=== DIRECTIONS ===
Omit the images, then print each record below exactly as it reads.

Begin DATA SUPPLIED

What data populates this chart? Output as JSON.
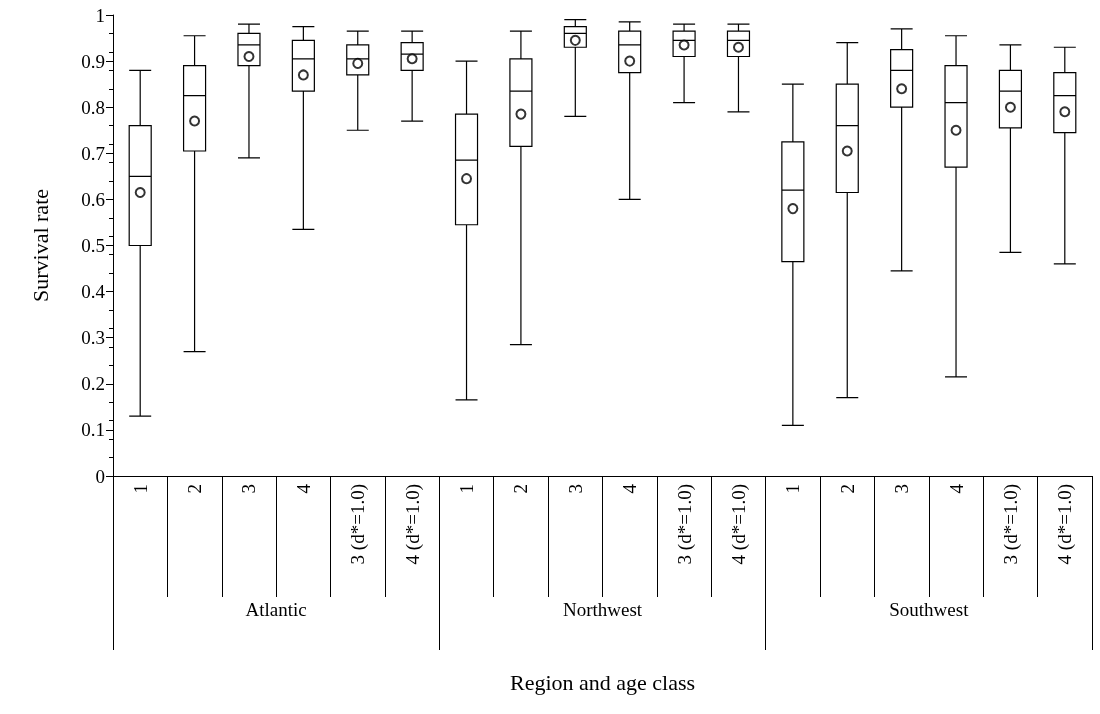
{
  "chart_data": {
    "type": "box",
    "xlabel": "Region and age class",
    "ylabel": "Survival rate",
    "categories": [
      "1",
      "2",
      "3",
      "4",
      "3 (d*=1.0)",
      "4 (d*=1.0)",
      "1",
      "2",
      "3",
      "4",
      "3 (d*=1.0)",
      "4 (d*=1.0)",
      "1",
      "2",
      "3",
      "4",
      "3 (d*=1.0)",
      "4 (d*=1.0)"
    ],
    "annotations": [
      "Atlantic",
      "Northwest",
      "Southwest"
    ],
    "ylim": [
      0,
      1
    ],
    "yticks": [
      0,
      0.1,
      0.2,
      0.3,
      0.4,
      0.5,
      0.6,
      0.7,
      0.8,
      0.9,
      1
    ],
    "grid": false,
    "marker": "circle",
    "series": [
      {
        "color": "#000000",
        "boxes": [
          {
            "low": 0.13,
            "q1": 0.5,
            "median": 0.65,
            "q3": 0.76,
            "high": 0.88,
            "mean": 0.615
          },
          {
            "low": 0.27,
            "q1": 0.705,
            "median": 0.825,
            "q3": 0.89,
            "high": 0.955,
            "mean": 0.77
          },
          {
            "low": 0.69,
            "q1": 0.89,
            "median": 0.935,
            "q3": 0.96,
            "high": 0.98,
            "mean": 0.91
          },
          {
            "low": 0.535,
            "q1": 0.835,
            "median": 0.905,
            "q3": 0.945,
            "high": 0.975,
            "mean": 0.87
          },
          {
            "low": 0.75,
            "q1": 0.87,
            "median": 0.905,
            "q3": 0.935,
            "high": 0.965,
            "mean": 0.895
          },
          {
            "low": 0.77,
            "q1": 0.88,
            "median": 0.915,
            "q3": 0.94,
            "high": 0.965,
            "mean": 0.905
          },
          {
            "low": 0.165,
            "q1": 0.545,
            "median": 0.685,
            "q3": 0.785,
            "high": 0.9,
            "mean": 0.645
          },
          {
            "low": 0.285,
            "q1": 0.715,
            "median": 0.835,
            "q3": 0.905,
            "high": 0.965,
            "mean": 0.785
          },
          {
            "low": 0.78,
            "q1": 0.93,
            "median": 0.96,
            "q3": 0.975,
            "high": 0.99,
            "mean": 0.945
          },
          {
            "low": 0.6,
            "q1": 0.875,
            "median": 0.935,
            "q3": 0.965,
            "high": 0.985,
            "mean": 0.9
          },
          {
            "low": 0.81,
            "q1": 0.91,
            "median": 0.945,
            "q3": 0.965,
            "high": 0.98,
            "mean": 0.935
          },
          {
            "low": 0.79,
            "q1": 0.91,
            "median": 0.945,
            "q3": 0.965,
            "high": 0.98,
            "mean": 0.93
          },
          {
            "low": 0.11,
            "q1": 0.465,
            "median": 0.62,
            "q3": 0.725,
            "high": 0.85,
            "mean": 0.58
          },
          {
            "low": 0.17,
            "q1": 0.615,
            "median": 0.76,
            "q3": 0.85,
            "high": 0.94,
            "mean": 0.705
          },
          {
            "low": 0.445,
            "q1": 0.8,
            "median": 0.88,
            "q3": 0.925,
            "high": 0.97,
            "mean": 0.84
          },
          {
            "low": 0.215,
            "q1": 0.67,
            "median": 0.81,
            "q3": 0.89,
            "high": 0.955,
            "mean": 0.75
          },
          {
            "low": 0.485,
            "q1": 0.755,
            "median": 0.835,
            "q3": 0.88,
            "high": 0.935,
            "mean": 0.8
          },
          {
            "low": 0.46,
            "q1": 0.745,
            "median": 0.825,
            "q3": 0.875,
            "high": 0.93,
            "mean": 0.79
          }
        ]
      }
    ]
  }
}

End DATA SUPPLIED

=== RESULT OF THE TASK ===
What data populates this chart? Output as JSON.
{
  "chart_data": {
    "type": "box",
    "xlabel": "Region and age class",
    "ylabel": "Survival rate",
    "categories": [
      "1",
      "2",
      "3",
      "4",
      "3 (d*=1.0)",
      "4 (d*=1.0)",
      "1",
      "2",
      "3",
      "4",
      "3 (d*=1.0)",
      "4 (d*=1.0)",
      "1",
      "2",
      "3",
      "4",
      "3 (d*=1.0)",
      "4 (d*=1.0)"
    ],
    "annotations": [
      "Atlantic",
      "Northwest",
      "Southwest"
    ],
    "ylim": [
      0,
      1
    ],
    "yticks": [
      0,
      0.1,
      0.2,
      0.3,
      0.4,
      0.5,
      0.6,
      0.7,
      0.8,
      0.9,
      1
    ],
    "grid": false,
    "marker": "circle",
    "series": [
      {
        "color": "#000000",
        "boxes": [
          {
            "low": 0.13,
            "q1": 0.5,
            "median": 0.65,
            "q3": 0.76,
            "high": 0.88,
            "mean": 0.615
          },
          {
            "low": 0.27,
            "q1": 0.705,
            "median": 0.825,
            "q3": 0.89,
            "high": 0.955,
            "mean": 0.77
          },
          {
            "low": 0.69,
            "q1": 0.89,
            "median": 0.935,
            "q3": 0.96,
            "high": 0.98,
            "mean": 0.91
          },
          {
            "low": 0.535,
            "q1": 0.835,
            "median": 0.905,
            "q3": 0.945,
            "high": 0.975,
            "mean": 0.87
          },
          {
            "low": 0.75,
            "q1": 0.87,
            "median": 0.905,
            "q3": 0.935,
            "high": 0.965,
            "mean": 0.895
          },
          {
            "low": 0.77,
            "q1": 0.88,
            "median": 0.915,
            "q3": 0.94,
            "high": 0.965,
            "mean": 0.905
          },
          {
            "low": 0.165,
            "q1": 0.545,
            "median": 0.685,
            "q3": 0.785,
            "high": 0.9,
            "mean": 0.645
          },
          {
            "low": 0.285,
            "q1": 0.715,
            "median": 0.835,
            "q3": 0.905,
            "high": 0.965,
            "mean": 0.785
          },
          {
            "low": 0.78,
            "q1": 0.93,
            "median": 0.96,
            "q3": 0.975,
            "high": 0.99,
            "mean": 0.945
          },
          {
            "low": 0.6,
            "q1": 0.875,
            "median": 0.935,
            "q3": 0.965,
            "high": 0.985,
            "mean": 0.9
          },
          {
            "low": 0.81,
            "q1": 0.91,
            "median": 0.945,
            "q3": 0.965,
            "high": 0.98,
            "mean": 0.935
          },
          {
            "low": 0.79,
            "q1": 0.91,
            "median": 0.945,
            "q3": 0.965,
            "high": 0.98,
            "mean": 0.93
          },
          {
            "low": 0.11,
            "q1": 0.465,
            "median": 0.62,
            "q3": 0.725,
            "high": 0.85,
            "mean": 0.58
          },
          {
            "low": 0.17,
            "q1": 0.615,
            "median": 0.76,
            "q3": 0.85,
            "high": 0.94,
            "mean": 0.705
          },
          {
            "low": 0.445,
            "q1": 0.8,
            "median": 0.88,
            "q3": 0.925,
            "high": 0.97,
            "mean": 0.84
          },
          {
            "low": 0.215,
            "q1": 0.67,
            "median": 0.81,
            "q3": 0.89,
            "high": 0.955,
            "mean": 0.75
          },
          {
            "low": 0.485,
            "q1": 0.755,
            "median": 0.835,
            "q3": 0.88,
            "high": 0.935,
            "mean": 0.8
          },
          {
            "low": 0.46,
            "q1": 0.745,
            "median": 0.825,
            "q3": 0.875,
            "high": 0.93,
            "mean": 0.79
          }
        ]
      }
    ]
  }
}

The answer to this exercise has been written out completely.